━━━━━ Information provided
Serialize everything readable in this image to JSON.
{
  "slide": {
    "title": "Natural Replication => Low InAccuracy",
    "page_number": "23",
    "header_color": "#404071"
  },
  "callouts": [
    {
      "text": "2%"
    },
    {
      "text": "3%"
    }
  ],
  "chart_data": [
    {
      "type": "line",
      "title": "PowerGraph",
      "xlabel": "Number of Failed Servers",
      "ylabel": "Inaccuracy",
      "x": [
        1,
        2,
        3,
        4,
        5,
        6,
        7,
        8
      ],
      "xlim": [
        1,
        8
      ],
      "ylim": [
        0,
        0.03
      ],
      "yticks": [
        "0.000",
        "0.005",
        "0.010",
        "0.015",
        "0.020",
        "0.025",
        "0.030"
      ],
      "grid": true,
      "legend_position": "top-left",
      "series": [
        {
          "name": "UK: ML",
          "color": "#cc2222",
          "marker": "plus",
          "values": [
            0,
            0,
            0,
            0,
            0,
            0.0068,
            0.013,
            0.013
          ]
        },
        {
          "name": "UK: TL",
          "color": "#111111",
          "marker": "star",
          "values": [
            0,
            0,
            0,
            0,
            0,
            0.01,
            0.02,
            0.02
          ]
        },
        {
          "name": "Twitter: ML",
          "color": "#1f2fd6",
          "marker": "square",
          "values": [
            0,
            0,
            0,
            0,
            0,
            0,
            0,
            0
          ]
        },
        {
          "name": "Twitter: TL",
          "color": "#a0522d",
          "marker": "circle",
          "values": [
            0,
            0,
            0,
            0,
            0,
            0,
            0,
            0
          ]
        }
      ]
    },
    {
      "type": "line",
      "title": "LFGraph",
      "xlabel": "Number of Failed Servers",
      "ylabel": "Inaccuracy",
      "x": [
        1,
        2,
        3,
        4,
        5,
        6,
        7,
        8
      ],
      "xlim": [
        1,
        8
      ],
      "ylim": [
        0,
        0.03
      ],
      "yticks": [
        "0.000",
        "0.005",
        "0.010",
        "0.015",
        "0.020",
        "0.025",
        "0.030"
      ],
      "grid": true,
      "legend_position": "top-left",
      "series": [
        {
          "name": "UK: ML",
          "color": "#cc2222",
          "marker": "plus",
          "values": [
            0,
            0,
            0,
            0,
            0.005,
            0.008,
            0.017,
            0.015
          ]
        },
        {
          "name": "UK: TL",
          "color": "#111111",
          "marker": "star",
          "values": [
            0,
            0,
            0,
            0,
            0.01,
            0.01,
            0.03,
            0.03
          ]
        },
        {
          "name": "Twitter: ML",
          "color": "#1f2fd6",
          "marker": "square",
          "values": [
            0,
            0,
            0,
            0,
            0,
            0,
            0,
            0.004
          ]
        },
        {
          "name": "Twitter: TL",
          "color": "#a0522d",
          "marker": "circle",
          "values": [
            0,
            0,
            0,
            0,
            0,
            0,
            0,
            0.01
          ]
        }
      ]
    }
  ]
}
━━━━━━━━━━
What is required »
Can you reproduce all the material exactly?

Exercise response »
Serialize everything readable in this image to JSON.
{
  "slide": {
    "title": "Natural Replication => Low InAccuracy",
    "page_number": "23",
    "header_color": "#404071"
  },
  "callouts": [
    {
      "text": "2%"
    },
    {
      "text": "3%"
    }
  ],
  "chart_data": [
    {
      "type": "line",
      "title": "PowerGraph",
      "xlabel": "Number of Failed Servers",
      "ylabel": "Inaccuracy",
      "x": [
        1,
        2,
        3,
        4,
        5,
        6,
        7,
        8
      ],
      "xlim": [
        1,
        8
      ],
      "ylim": [
        0,
        0.03
      ],
      "yticks": [
        "0.000",
        "0.005",
        "0.010",
        "0.015",
        "0.020",
        "0.025",
        "0.030"
      ],
      "grid": true,
      "legend_position": "top-left",
      "series": [
        {
          "name": "UK: ML",
          "color": "#cc2222",
          "marker": "plus",
          "values": [
            0,
            0,
            0,
            0,
            0,
            0.0068,
            0.013,
            0.013
          ]
        },
        {
          "name": "UK: TL",
          "color": "#111111",
          "marker": "star",
          "values": [
            0,
            0,
            0,
            0,
            0,
            0.01,
            0.02,
            0.02
          ]
        },
        {
          "name": "Twitter: ML",
          "color": "#1f2fd6",
          "marker": "square",
          "values": [
            0,
            0,
            0,
            0,
            0,
            0,
            0,
            0
          ]
        },
        {
          "name": "Twitter: TL",
          "color": "#a0522d",
          "marker": "circle",
          "values": [
            0,
            0,
            0,
            0,
            0,
            0,
            0,
            0
          ]
        }
      ]
    },
    {
      "type": "line",
      "title": "LFGraph",
      "xlabel": "Number of Failed Servers",
      "ylabel": "Inaccuracy",
      "x": [
        1,
        2,
        3,
        4,
        5,
        6,
        7,
        8
      ],
      "xlim": [
        1,
        8
      ],
      "ylim": [
        0,
        0.03
      ],
      "yticks": [
        "0.000",
        "0.005",
        "0.010",
        "0.015",
        "0.020",
        "0.025",
        "0.030"
      ],
      "grid": true,
      "legend_position": "top-left",
      "series": [
        {
          "name": "UK: ML",
          "color": "#cc2222",
          "marker": "plus",
          "values": [
            0,
            0,
            0,
            0,
            0.005,
            0.008,
            0.017,
            0.015
          ]
        },
        {
          "name": "UK: TL",
          "color": "#111111",
          "marker": "star",
          "values": [
            0,
            0,
            0,
            0,
            0.01,
            0.01,
            0.03,
            0.03
          ]
        },
        {
          "name": "Twitter: ML",
          "color": "#1f2fd6",
          "marker": "square",
          "values": [
            0,
            0,
            0,
            0,
            0,
            0,
            0,
            0.004
          ]
        },
        {
          "name": "Twitter: TL",
          "color": "#a0522d",
          "marker": "circle",
          "values": [
            0,
            0,
            0,
            0,
            0,
            0,
            0,
            0.01
          ]
        }
      ]
    }
  ]
}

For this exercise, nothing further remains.